### CHALLENGE
Write every line of the material out exactly as shown.

### AVAILABLE RECORDS

▬▬▬

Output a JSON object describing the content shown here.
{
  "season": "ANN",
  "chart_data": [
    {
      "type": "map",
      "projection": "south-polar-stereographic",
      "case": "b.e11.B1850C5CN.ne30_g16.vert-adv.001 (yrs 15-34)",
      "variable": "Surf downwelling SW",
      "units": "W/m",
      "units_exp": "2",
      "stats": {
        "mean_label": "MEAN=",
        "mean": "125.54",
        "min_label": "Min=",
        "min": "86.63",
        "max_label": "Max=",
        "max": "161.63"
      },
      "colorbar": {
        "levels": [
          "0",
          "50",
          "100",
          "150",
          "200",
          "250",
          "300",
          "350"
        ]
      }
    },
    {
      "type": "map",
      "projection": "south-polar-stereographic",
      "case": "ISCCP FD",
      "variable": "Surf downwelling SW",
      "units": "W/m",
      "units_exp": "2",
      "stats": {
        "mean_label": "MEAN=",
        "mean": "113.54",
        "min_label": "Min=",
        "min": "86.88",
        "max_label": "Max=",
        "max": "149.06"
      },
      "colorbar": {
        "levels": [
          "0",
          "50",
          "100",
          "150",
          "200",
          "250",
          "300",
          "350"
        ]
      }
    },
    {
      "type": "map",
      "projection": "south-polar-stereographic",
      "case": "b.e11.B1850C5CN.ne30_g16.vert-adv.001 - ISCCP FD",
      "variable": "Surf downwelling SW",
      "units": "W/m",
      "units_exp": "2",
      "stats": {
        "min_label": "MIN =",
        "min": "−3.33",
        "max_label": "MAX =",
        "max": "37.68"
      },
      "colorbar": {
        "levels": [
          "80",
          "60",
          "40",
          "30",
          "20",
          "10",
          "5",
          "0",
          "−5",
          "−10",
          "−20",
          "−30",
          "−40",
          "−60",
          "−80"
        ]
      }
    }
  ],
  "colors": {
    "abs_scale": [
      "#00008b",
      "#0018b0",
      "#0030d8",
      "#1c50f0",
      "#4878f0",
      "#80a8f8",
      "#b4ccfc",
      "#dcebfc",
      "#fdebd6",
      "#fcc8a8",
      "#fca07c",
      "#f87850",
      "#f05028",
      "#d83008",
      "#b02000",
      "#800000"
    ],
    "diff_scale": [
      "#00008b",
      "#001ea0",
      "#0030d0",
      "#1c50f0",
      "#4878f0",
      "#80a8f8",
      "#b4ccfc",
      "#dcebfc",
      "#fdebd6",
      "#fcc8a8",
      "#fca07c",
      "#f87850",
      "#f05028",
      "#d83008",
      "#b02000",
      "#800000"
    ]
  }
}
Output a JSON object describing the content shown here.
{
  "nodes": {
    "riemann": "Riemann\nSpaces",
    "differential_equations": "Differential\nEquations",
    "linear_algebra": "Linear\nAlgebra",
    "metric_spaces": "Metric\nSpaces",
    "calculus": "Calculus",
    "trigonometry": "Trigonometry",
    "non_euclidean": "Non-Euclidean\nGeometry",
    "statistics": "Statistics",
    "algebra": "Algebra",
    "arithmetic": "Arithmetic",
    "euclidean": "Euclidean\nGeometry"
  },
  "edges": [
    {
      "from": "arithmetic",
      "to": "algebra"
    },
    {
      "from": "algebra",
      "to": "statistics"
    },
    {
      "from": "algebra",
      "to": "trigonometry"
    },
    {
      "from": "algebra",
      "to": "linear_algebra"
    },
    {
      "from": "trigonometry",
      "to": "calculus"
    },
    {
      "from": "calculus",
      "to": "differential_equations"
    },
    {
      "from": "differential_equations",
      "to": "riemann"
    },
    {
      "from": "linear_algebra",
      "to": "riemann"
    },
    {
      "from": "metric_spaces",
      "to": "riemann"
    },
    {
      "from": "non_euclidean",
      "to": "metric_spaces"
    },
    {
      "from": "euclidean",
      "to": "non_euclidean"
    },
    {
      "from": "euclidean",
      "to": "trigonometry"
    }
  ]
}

▬▬▬

### SOLUTION FOR THIS TASK
Output a JSON object describing the content shown here.
{
  "season": "ANN",
  "chart_data": [
    {
      "type": "map",
      "projection": "south-polar-stereographic",
      "case": "b.e11.B1850C5CN.ne30_g16.vert-adv.001 (yrs 15-34)",
      "variable": "Surf downwelling SW",
      "units": "W/m",
      "units_exp": "2",
      "stats": {
        "mean_label": "MEAN=",
        "mean": "125.54",
        "min_label": "Min=",
        "min": "86.63",
        "max_label": "Max=",
        "max": "161.63"
      },
      "colorbar": {
        "levels": [
          "0",
          "50",
          "100",
          "150",
          "200",
          "250",
          "300",
          "350"
        ]
      }
    },
    {
      "type": "map",
      "projection": "south-polar-stereographic",
      "case": "ISCCP FD",
      "variable": "Surf downwelling SW",
      "units": "W/m",
      "units_exp": "2",
      "stats": {
        "mean_label": "MEAN=",
        "mean": "113.54",
        "min_label": "Min=",
        "min": "86.88",
        "max_label": "Max=",
        "max": "149.06"
      },
      "colorbar": {
        "levels": [
          "0",
          "50",
          "100",
          "150",
          "200",
          "250",
          "300",
          "350"
        ]
      }
    },
    {
      "type": "map",
      "projection": "south-polar-stereographic",
      "case": "b.e11.B1850C5CN.ne30_g16.vert-adv.001 - ISCCP FD",
      "variable": "Surf downwelling SW",
      "units": "W/m",
      "units_exp": "2",
      "stats": {
        "min_label": "MIN =",
        "min": "−3.33",
        "max_label": "MAX =",
        "max": "37.68"
      },
      "colorbar": {
        "levels": [
          "80",
          "60",
          "40",
          "30",
          "20",
          "10",
          "5",
          "0",
          "−5",
          "−10",
          "−20",
          "−30",
          "−40",
          "−60",
          "−80"
        ]
      }
    }
  ],
  "colors": {
    "abs_scale": [
      "#00008b",
      "#0018b0",
      "#0030d8",
      "#1c50f0",
      "#4878f0",
      "#80a8f8",
      "#b4ccfc",
      "#dcebfc",
      "#fdebd6",
      "#fcc8a8",
      "#fca07c",
      "#f87850",
      "#f05028",
      "#d83008",
      "#b02000",
      "#800000"
    ],
    "diff_scale": [
      "#00008b",
      "#001ea0",
      "#0030d0",
      "#1c50f0",
      "#4878f0",
      "#80a8f8",
      "#b4ccfc",
      "#dcebfc",
      "#fdebd6",
      "#fcc8a8",
      "#fca07c",
      "#f87850",
      "#f05028",
      "#d83008",
      "#b02000",
      "#800000"
    ]
  }
}
Output a JSON object describing the content shown here.
{
  "nodes": {
    "riemann": "Riemann\nSpaces",
    "differential_equations": "Differential\nEquations",
    "linear_algebra": "Linear\nAlgebra",
    "metric_spaces": "Metric\nSpaces",
    "calculus": "Calculus",
    "trigonometry": "Trigonometry",
    "non_euclidean": "Non-Euclidean\nGeometry",
    "statistics": "Statistics",
    "algebra": "Algebra",
    "arithmetic": "Arithmetic",
    "euclidean": "Euclidean\nGeometry"
  },
  "edges": [
    {
      "from": "arithmetic",
      "to": "algebra"
    },
    {
      "from": "algebra",
      "to": "statistics"
    },
    {
      "from": "algebra",
      "to": "trigonometry"
    },
    {
      "from": "algebra",
      "to": "linear_algebra"
    },
    {
      "from": "trigonometry",
      "to": "calculus"
    },
    {
      "from": "calculus",
      "to": "differential_equations"
    },
    {
      "from": "differential_equations",
      "to": "riemann"
    },
    {
      "from": "linear_algebra",
      "to": "riemann"
    },
    {
      "from": "metric_spaces",
      "to": "riemann"
    },
    {
      "from": "non_euclidean",
      "to": "metric_spaces"
    },
    {
      "from": "euclidean",
      "to": "non_euclidean"
    },
    {
      "from": "euclidean",
      "to": "trigonometry"
    }
  ]
}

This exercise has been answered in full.